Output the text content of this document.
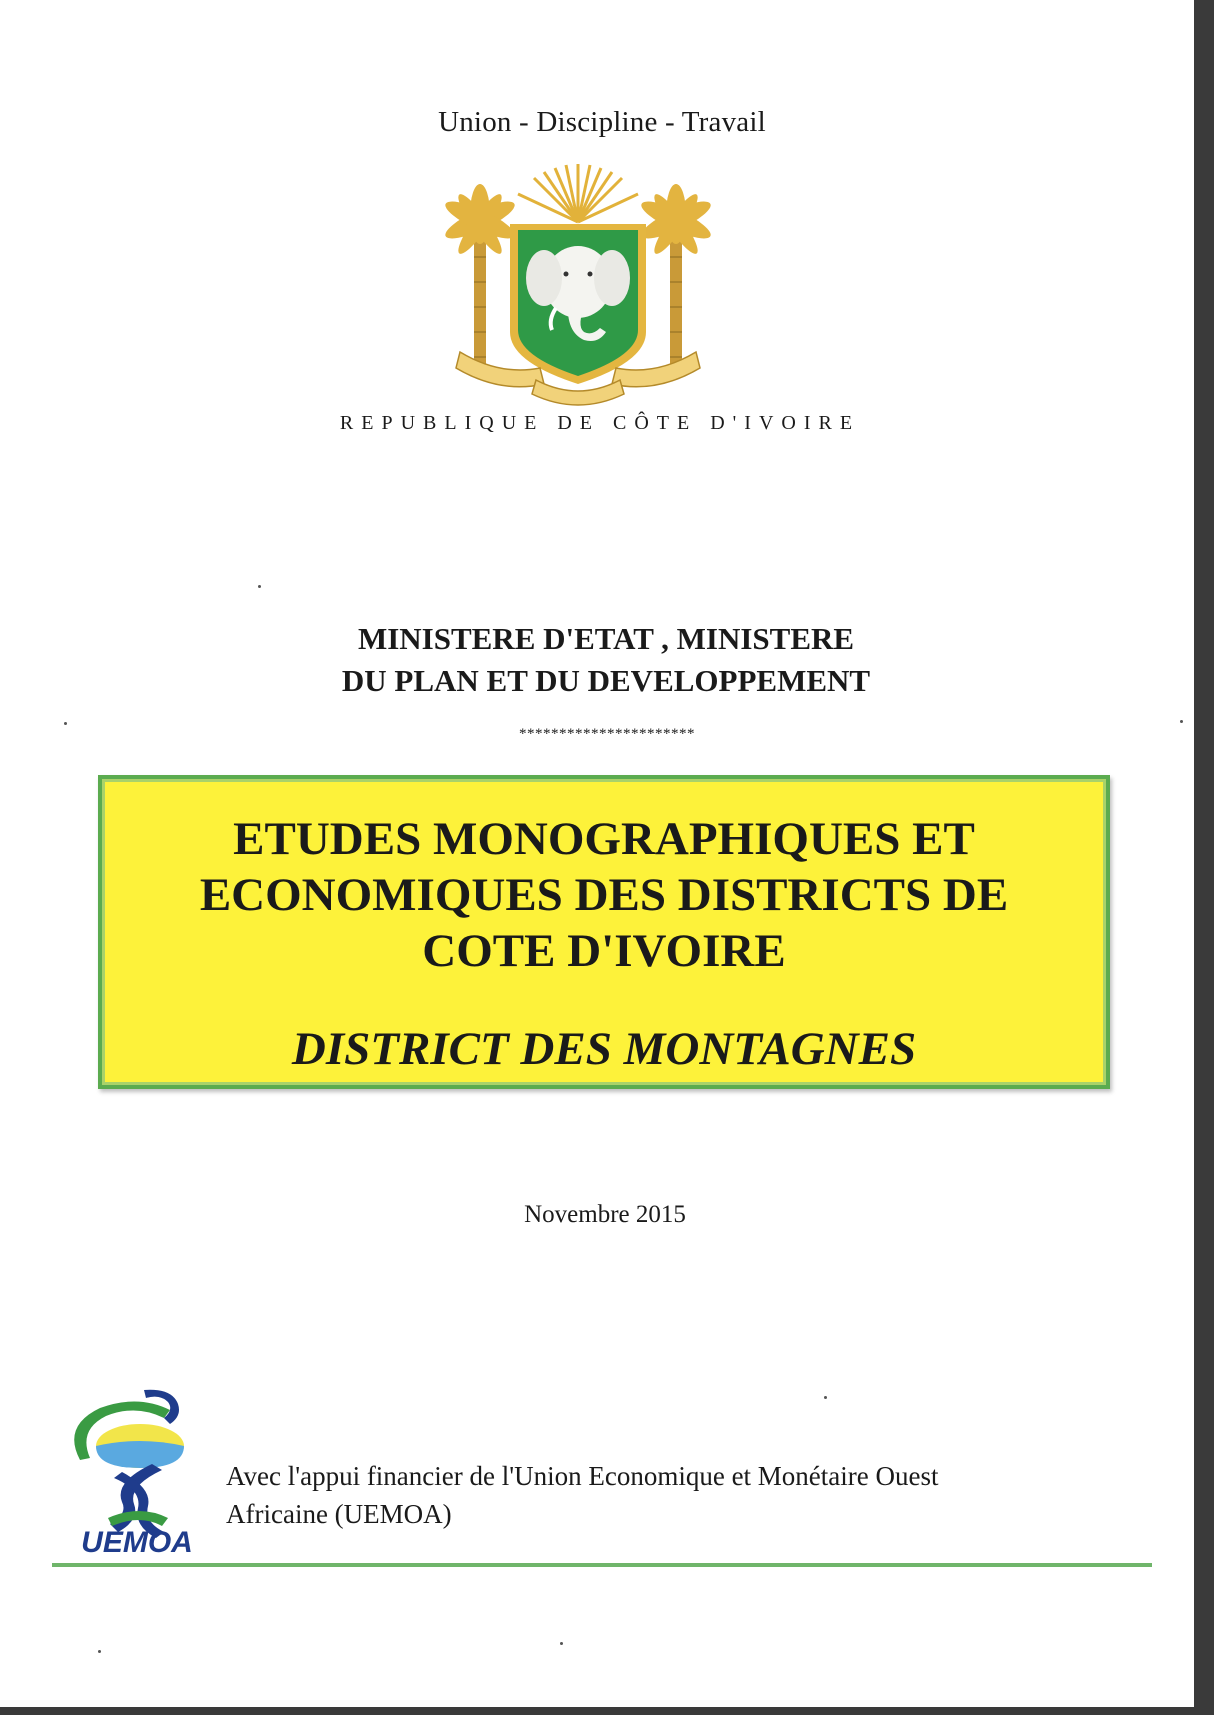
Union - Discipline - Travail
REPUBLIQUE DE CÔTE D'IVOIRE
MINISTERE D'ETAT , MINISTERE
DU PLAN ET DU DEVELOPPEMENT
**********************
ETUDES MONOGRAPHIQUES ET
ECONOMIQUES DES DISTRICTS DE
COTE D'IVOIRE
DISTRICT DES MONTAGNES
Novembre 2015
UEMOA
Avec l'appui financier de l'Union Economique et Monétaire Ouest
Africaine (UEMOA)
◇ ◇ ◇ ◇
> _WHAT IS EXPECTED_
Print the entries above exactly, taking out only the pictures.

> _RESPONSE TO THIS TASK_
Output the text content of this document.
Union - Discipline - Travail
REPUBLIQUE DE CÔTE D'IVOIRE
MINISTERE D'ETAT , MINISTERE
DU PLAN ET DU DEVELOPPEMENT
**********************
ETUDES MONOGRAPHIQUES ET
ECONOMIQUES DES DISTRICTS DE
COTE D'IVOIRE
DISTRICT DES MONTAGNES
Novembre 2015
UEMOA
Avec l'appui financier de l'Union Economique et Monétaire Ouest
Africaine (UEMOA)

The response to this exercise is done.